### Activity
Look through the listing and locate every line containing the word "mRNA"; copy those lines.

### Source material
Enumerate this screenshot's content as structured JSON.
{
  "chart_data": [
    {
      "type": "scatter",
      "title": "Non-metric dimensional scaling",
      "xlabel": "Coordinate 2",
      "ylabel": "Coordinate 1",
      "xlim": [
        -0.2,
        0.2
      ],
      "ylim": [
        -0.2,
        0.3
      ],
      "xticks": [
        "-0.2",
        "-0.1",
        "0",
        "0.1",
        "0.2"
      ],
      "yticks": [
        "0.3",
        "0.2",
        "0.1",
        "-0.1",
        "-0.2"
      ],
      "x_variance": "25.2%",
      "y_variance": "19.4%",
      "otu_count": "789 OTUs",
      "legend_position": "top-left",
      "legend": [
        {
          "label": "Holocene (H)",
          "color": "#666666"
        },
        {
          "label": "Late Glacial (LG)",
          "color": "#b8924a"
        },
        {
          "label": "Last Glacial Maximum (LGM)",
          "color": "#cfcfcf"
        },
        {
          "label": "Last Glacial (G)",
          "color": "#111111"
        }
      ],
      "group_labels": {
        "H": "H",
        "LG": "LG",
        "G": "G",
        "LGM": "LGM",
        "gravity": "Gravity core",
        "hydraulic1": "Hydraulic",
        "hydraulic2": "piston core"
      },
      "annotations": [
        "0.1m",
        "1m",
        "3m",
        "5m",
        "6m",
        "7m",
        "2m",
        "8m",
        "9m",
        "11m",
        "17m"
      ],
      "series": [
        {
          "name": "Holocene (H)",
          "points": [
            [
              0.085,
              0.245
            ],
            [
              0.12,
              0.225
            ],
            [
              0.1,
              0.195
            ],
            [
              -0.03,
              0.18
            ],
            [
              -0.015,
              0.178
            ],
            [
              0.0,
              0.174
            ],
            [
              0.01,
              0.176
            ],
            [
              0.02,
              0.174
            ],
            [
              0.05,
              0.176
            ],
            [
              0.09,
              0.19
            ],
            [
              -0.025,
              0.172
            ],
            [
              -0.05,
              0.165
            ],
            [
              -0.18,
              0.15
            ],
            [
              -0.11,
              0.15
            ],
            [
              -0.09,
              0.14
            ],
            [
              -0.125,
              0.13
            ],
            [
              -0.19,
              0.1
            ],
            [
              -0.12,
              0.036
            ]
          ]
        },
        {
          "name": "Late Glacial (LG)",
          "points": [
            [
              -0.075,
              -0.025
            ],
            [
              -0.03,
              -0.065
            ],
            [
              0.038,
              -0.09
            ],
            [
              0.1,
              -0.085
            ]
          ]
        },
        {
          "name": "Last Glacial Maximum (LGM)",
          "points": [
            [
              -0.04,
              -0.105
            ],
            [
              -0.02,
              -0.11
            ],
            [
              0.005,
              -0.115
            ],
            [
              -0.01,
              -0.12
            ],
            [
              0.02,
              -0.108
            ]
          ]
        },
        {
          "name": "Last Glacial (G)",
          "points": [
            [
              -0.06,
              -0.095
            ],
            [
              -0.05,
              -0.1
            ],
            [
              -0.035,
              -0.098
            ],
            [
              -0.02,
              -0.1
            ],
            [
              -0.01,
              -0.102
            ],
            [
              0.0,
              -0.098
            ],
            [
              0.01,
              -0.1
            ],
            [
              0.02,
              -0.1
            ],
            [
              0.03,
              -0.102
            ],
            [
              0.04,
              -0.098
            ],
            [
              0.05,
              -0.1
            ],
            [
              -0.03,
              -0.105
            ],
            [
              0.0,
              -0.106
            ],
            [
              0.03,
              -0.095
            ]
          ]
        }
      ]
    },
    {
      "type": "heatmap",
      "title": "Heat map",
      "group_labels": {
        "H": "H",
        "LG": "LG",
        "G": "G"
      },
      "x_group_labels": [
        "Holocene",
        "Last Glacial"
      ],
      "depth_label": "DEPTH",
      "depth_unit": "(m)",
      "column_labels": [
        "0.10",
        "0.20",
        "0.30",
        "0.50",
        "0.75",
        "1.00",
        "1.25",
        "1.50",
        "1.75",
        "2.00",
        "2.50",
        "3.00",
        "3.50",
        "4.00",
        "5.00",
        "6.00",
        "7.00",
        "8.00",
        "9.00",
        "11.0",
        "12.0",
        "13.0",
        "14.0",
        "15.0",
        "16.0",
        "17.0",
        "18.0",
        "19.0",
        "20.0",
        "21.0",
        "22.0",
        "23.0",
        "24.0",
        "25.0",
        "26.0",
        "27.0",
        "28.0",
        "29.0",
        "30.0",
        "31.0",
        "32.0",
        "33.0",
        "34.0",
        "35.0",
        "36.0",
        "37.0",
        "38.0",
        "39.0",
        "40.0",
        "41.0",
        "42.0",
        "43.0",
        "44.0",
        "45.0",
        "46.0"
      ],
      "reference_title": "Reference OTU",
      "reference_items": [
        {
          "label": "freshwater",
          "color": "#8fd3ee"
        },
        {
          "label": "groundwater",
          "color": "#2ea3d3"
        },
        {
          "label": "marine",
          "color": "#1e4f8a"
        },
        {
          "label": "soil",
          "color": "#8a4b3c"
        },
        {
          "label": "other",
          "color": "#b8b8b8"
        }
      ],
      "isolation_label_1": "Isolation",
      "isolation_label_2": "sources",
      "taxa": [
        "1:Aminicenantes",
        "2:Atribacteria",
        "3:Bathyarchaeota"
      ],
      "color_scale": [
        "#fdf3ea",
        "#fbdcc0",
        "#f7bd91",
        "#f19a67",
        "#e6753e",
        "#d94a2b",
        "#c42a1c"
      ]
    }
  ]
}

* * *

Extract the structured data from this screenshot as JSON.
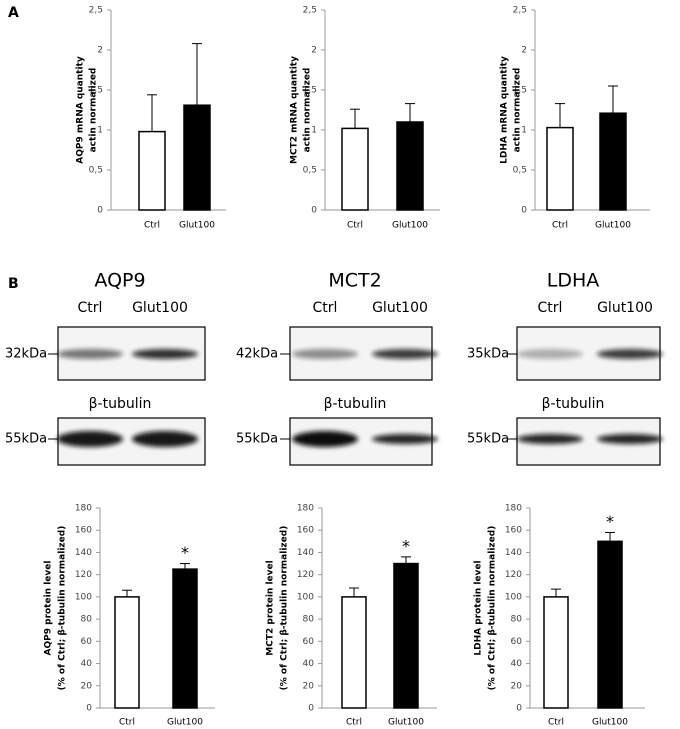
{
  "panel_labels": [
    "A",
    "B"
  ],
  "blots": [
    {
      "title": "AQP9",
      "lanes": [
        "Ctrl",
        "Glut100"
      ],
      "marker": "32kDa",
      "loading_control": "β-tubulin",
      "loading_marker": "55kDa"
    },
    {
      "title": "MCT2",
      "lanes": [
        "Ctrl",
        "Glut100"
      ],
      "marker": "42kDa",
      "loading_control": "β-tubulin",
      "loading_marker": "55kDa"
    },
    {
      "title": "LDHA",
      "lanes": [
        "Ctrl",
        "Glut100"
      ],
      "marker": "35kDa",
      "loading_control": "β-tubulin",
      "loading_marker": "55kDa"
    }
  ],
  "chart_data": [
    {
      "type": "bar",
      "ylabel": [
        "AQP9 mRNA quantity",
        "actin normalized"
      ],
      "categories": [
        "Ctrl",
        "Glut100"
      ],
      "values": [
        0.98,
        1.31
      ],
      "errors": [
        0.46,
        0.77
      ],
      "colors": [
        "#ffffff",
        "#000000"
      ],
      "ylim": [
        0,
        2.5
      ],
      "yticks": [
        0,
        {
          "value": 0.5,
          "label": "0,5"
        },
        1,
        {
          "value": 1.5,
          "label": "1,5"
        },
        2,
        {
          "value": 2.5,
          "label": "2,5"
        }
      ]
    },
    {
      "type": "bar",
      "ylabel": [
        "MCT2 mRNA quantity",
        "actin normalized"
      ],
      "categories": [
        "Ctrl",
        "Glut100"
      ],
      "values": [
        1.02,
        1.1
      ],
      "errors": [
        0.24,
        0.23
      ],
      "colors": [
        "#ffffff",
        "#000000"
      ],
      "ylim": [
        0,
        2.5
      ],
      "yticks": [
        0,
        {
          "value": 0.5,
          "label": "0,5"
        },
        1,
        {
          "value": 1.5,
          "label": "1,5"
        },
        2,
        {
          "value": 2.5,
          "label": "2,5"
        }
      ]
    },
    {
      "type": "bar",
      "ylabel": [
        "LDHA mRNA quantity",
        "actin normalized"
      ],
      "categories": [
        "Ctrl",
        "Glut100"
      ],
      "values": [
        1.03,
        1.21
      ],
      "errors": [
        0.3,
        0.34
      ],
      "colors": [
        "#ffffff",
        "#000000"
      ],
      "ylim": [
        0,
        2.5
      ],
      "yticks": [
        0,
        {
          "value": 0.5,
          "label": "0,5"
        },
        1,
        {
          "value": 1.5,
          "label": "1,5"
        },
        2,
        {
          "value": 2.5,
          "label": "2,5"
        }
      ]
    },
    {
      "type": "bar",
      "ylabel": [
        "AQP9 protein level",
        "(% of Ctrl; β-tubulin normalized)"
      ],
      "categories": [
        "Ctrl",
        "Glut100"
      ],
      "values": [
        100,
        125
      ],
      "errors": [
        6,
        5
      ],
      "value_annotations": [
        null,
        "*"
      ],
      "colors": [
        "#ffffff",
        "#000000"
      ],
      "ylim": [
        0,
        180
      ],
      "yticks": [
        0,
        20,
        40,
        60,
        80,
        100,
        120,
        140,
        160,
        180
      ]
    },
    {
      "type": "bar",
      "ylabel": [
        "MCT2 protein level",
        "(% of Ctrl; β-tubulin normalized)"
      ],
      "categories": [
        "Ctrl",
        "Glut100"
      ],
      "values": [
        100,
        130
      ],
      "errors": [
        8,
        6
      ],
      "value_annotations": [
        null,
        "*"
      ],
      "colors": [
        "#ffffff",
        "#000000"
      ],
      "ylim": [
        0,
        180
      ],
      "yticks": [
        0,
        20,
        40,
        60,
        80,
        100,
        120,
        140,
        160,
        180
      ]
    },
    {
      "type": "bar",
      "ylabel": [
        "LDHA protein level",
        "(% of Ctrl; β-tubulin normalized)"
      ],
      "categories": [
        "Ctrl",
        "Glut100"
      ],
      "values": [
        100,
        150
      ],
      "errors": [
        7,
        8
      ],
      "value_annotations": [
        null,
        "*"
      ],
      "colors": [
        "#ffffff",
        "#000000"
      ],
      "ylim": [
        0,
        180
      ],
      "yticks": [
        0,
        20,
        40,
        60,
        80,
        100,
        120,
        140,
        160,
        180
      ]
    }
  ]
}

### Completed exercise
        "AQP9 mRNA quantity",
        "MCT2 mRNA quantity",
        "LDHA mRNA quantity",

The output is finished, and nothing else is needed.